Exercise goal
Go through the entries one line at a time, and gather every line that has the word "title".

(Stored entries)
/---
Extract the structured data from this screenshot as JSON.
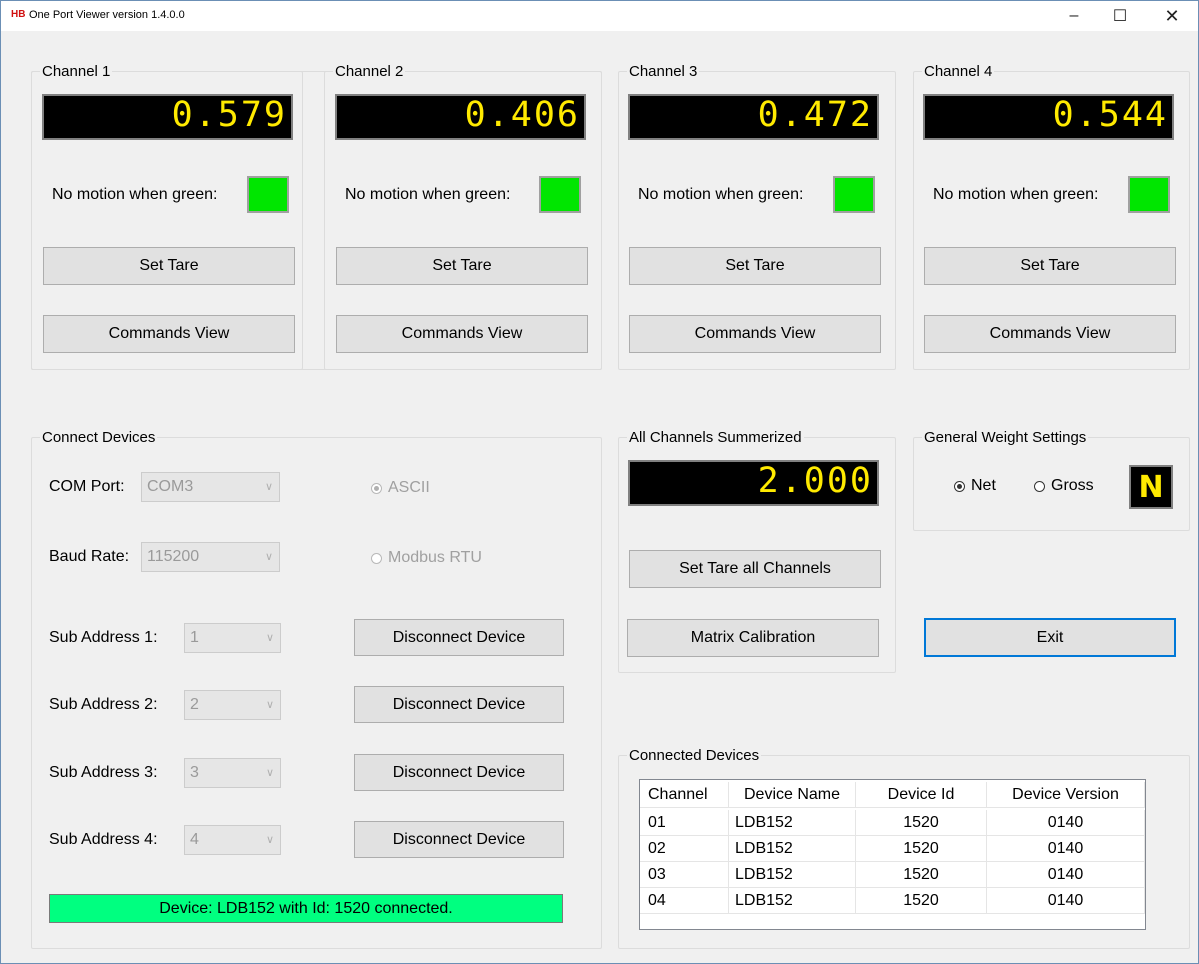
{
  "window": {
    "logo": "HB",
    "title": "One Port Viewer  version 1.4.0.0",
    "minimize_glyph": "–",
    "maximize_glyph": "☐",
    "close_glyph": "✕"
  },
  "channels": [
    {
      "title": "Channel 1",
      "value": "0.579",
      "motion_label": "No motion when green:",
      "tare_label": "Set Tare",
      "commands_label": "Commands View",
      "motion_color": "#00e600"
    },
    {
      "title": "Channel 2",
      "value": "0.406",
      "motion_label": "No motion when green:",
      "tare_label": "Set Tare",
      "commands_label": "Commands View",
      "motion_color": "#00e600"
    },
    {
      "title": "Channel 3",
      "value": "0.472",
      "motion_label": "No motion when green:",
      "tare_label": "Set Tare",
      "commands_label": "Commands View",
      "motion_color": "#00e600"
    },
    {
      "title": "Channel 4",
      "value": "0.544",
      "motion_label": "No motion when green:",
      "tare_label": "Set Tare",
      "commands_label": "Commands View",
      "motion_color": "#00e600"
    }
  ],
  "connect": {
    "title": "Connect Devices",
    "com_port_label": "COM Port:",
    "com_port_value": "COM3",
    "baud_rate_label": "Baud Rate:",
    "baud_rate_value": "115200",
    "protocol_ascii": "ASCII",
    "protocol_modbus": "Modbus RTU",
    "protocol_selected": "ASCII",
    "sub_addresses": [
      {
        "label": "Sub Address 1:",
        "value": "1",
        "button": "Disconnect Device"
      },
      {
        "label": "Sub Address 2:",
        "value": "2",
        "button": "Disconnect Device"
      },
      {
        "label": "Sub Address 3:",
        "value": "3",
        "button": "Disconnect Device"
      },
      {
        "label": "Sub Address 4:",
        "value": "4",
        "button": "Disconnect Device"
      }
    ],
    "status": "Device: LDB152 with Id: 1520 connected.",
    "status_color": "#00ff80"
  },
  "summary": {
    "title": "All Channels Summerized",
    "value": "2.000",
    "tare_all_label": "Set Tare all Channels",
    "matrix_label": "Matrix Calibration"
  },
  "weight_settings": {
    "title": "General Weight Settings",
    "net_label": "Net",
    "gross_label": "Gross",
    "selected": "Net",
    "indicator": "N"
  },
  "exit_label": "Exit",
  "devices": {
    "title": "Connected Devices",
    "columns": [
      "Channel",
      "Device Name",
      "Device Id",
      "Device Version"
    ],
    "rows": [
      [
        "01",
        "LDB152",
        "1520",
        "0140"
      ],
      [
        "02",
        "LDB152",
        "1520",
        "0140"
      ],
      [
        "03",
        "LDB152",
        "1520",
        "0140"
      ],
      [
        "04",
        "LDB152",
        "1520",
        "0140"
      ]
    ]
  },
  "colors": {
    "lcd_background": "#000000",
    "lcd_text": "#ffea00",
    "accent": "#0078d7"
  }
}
\---
Solved exercise
    "title": "One Port Viewer  version 1.4.0.0",
      "title": "Channel 1",
      "title": "Channel 2",
      "title": "Channel 3",
      "title": "Channel 4",
    "title": "Connect Devices",
    "title": "All Channels Summerized",
    "title": "General Weight Settings",
    "title": "Connected Devices",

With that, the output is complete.